- _What the task asks_: Your task is to repeat the entries underneath exactly, minus the pictures.
==================================================
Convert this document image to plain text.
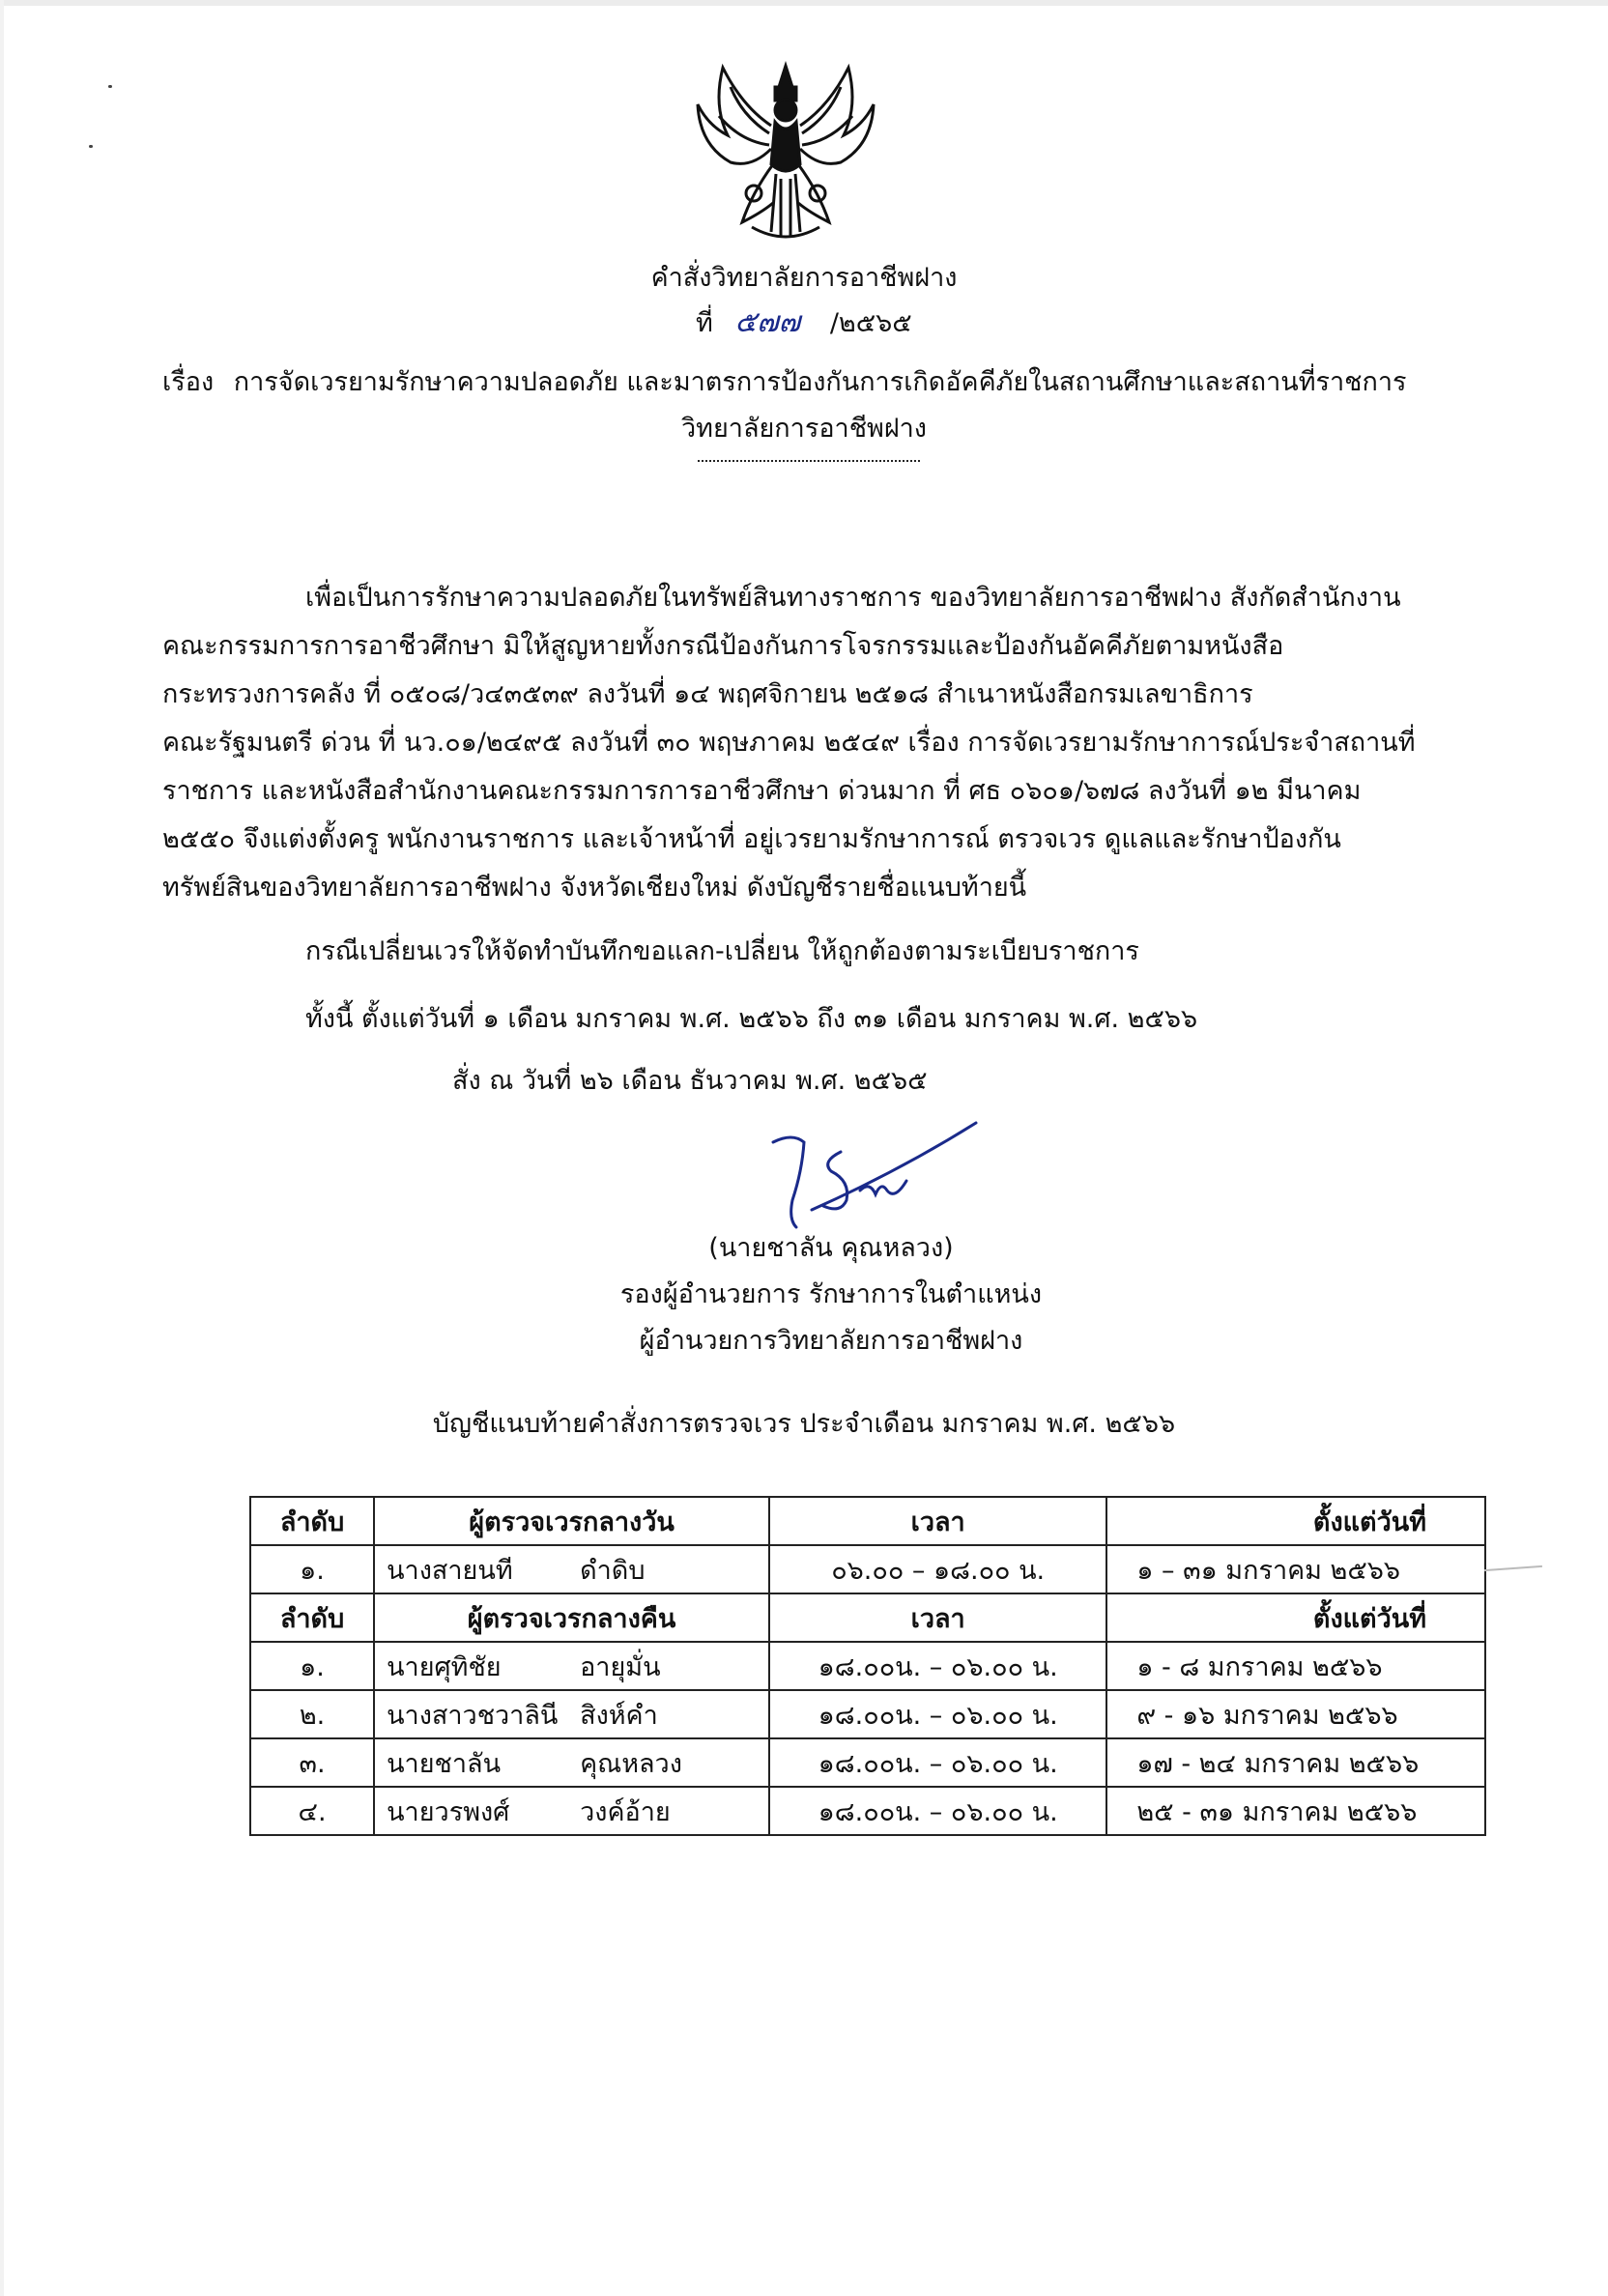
คำสั่งวิทยาลัยการอาชีพฝาง
ที่ ๕๗๗ /๒๕๖๕
เรื่อง การจัดเวรยามรักษาความปลอดภัย และมาตรการป้องกันการเกิดอัคคีภัยในสถานศึกษาและสถานที่ราชการ
วิทยาลัยการอาชีพฝาง
เพื่อเป็นการรักษาความปลอดภัยในทรัพย์สินทางราชการ ของวิทยาลัยการอาชีพฝาง สังกัดสำนักงาน
คณะกรรมการการอาชีวศึกษา มิให้สูญหายทั้งกรณีป้องกันการโจรกรรมและป้องกันอัคคีภัยตามหนังสือ
กระทรวงการคลัง ที่ ๐๕๐๘/ว๔๓๕๓๙ ลงวันที่ ๑๔ พฤศจิกายน ๒๕๑๘ สำเนาหนังสือกรมเลขาธิการ
คณะรัฐมนตรี ด่วน ที่ นว.๐๑/๒๔๙๕ ลงวันที่ ๓๐ พฤษภาคม ๒๕๔๙ เรื่อง การจัดเวรยามรักษาการณ์ประจำสถานที่
ราชการ และหนังสือสำนักงานคณะกรรมการการอาชีวศึกษา ด่วนมาก ที่ ศธ ๐๖๐๑/๖๗๘ ลงวันที่ ๑๒ มีนาคม
๒๕๕๐ จึงแต่งตั้งครู พนักงานราชการ และเจ้าหน้าที่ อยู่เวรยามรักษาการณ์ ตรวจเวร ดูแลและรักษาป้องกัน
ทรัพย์สินของวิทยาลัยการอาชีพฝาง จังหวัดเชียงใหม่ ดังบัญชีรายชื่อแนบท้ายนี้
กรณีเปลี่ยนเวรให้จัดทำบันทึกขอแลก-เปลี่ยน ให้ถูกต้องตามระเบียบราชการ
ทั้งนี้ ตั้งแต่วันที่ ๑ เดือน มกราคม พ.ศ. ๒๕๖๖ ถึง ๓๑ เดือน มกราคม พ.ศ. ๒๕๖๖
สั่ง ณ วันที่ ๒๖ เดือน ธันวาคม พ.ศ. ๒๕๖๕
(นายชาลัน คุณหลวง)
รองผู้อำนวยการ รักษาการในตำแหน่ง
ผู้อำนวยการวิทยาลัยการอาชีพฝาง
บัญชีแนบท้ายคำสั่งการตรวจเวร ประจำเดือน มกราคม พ.ศ. ๒๕๖๖
ลำดับ	ผู้ตรวจเวรกลางวัน	เวลา	ตั้งแต่วันที่
๑.	นางสายนที ดำดิบ	๐๖.๐๐ – ๑๘.๐๐ น.	๑ – ๓๑ มกราคม ๒๕๖๖
ลำดับ	ผู้ตรวจเวรกลางคืน	เวลา	ตั้งแต่วันที่
๑.	นายศุทิชัย อายุมั่น	๑๘.๐๐น. – ๐๖.๐๐ น.	๑ - ๘ มกราคม ๒๕๖๖
๒.	นางสาวชวาลินี สิงห์คำ	๑๘.๐๐น. – ๐๖.๐๐ น.	๙ - ๑๖ มกราคม ๒๕๖๖
๓.	นายชาลัน คุณหลวง	๑๘.๐๐น. – ๐๖.๐๐ น.	๑๗ - ๒๔ มกราคม ๒๕๖๖
๔.	นายวรพงศ์ วงค์อ้าย	๑๘.๐๐น. – ๐๖.๐๐ น.	๒๕ - ๓๑ มกราคม ๒๕๖๖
==================================================
- _Task solution_:
Convert this document image to plain text.
คำสั่งวิทยาลัยการอาชีพฝาง
ที่ ๕๗๗ /๒๕๖๕
เรื่อง การจัดเวรยามรักษาความปลอดภัย และมาตรการป้องกันการเกิดอัคคีภัยในสถานศึกษาและสถานที่ราชการ
วิทยาลัยการอาชีพฝาง
เพื่อเป็นการรักษาความปลอดภัยในทรัพย์สินทางราชการ ของวิทยาลัยการอาชีพฝาง สังกัดสำนักงาน
คณะกรรมการการอาชีวศึกษา มิให้สูญหายทั้งกรณีป้องกันการโจรกรรมและป้องกันอัคคีภัยตามหนังสือ
กระทรวงการคลัง ที่ ๐๕๐๘/ว๔๓๕๓๙ ลงวันที่ ๑๔ พฤศจิกายน ๒๕๑๘ สำเนาหนังสือกรมเลขาธิการ
คณะรัฐมนตรี ด่วน ที่ นว.๐๑/๒๔๙๕ ลงวันที่ ๓๐ พฤษภาคม ๒๕๔๙ เรื่อง การจัดเวรยามรักษาการณ์ประจำสถานที่
ราชการ และหนังสือสำนักงานคณะกรรมการการอาชีวศึกษา ด่วนมาก ที่ ศธ ๐๖๐๑/๖๗๘ ลงวันที่ ๑๒ มีนาคม
๒๕๕๐ จึงแต่งตั้งครู พนักงานราชการ และเจ้าหน้าที่ อยู่เวรยามรักษาการณ์ ตรวจเวร ดูแลและรักษาป้องกัน
ทรัพย์สินของวิทยาลัยการอาชีพฝาง จังหวัดเชียงใหม่ ดังบัญชีรายชื่อแนบท้ายนี้
กรณีเปลี่ยนเวรให้จัดทำบันทึกขอแลก-เปลี่ยน ให้ถูกต้องตามระเบียบราชการ
ทั้งนี้ ตั้งแต่วันที่ ๑ เดือน มกราคม พ.ศ. ๒๕๖๖ ถึง ๓๑ เดือน มกราคม พ.ศ. ๒๕๖๖
สั่ง ณ วันที่ ๒๖ เดือน ธันวาคม พ.ศ. ๒๕๖๕
(นายชาลัน คุณหลวง)
รองผู้อำนวยการ รักษาการในตำแหน่ง
ผู้อำนวยการวิทยาลัยการอาชีพฝาง
บัญชีแนบท้ายคำสั่งการตรวจเวร ประจำเดือน มกราคม พ.ศ. ๒๕๖๖
ลำดับ	ผู้ตรวจเวรกลางวัน	เวลา	ตั้งแต่วันที่
๑.	นางสายนที ดำดิบ	๐๖.๐๐ – ๑๘.๐๐ น.	๑ – ๓๑ มกราคม ๒๕๖๖
ลำดับ	ผู้ตรวจเวรกลางคืน	เวลา	ตั้งแต่วันที่
๑.	นายศุทิชัย อายุมั่น	๑๘.๐๐น. – ๐๖.๐๐ น.	๑ - ๘ มกราคม ๒๕๖๖
๒.	นางสาวชวาลินี สิงห์คำ	๑๘.๐๐น. – ๐๖.๐๐ น.	๙ - ๑๖ มกราคม ๒๕๖๖
๓.	นายชาลัน คุณหลวง	๑๘.๐๐น. – ๐๖.๐๐ น.	๑๗ - ๒๔ มกราคม ๒๕๖๖
๔.	นายวรพงศ์ วงค์อ้าย	๑๘.๐๐น. – ๐๖.๐๐ น.	๒๕ - ๓๑ มกราคม ๒๕๖๖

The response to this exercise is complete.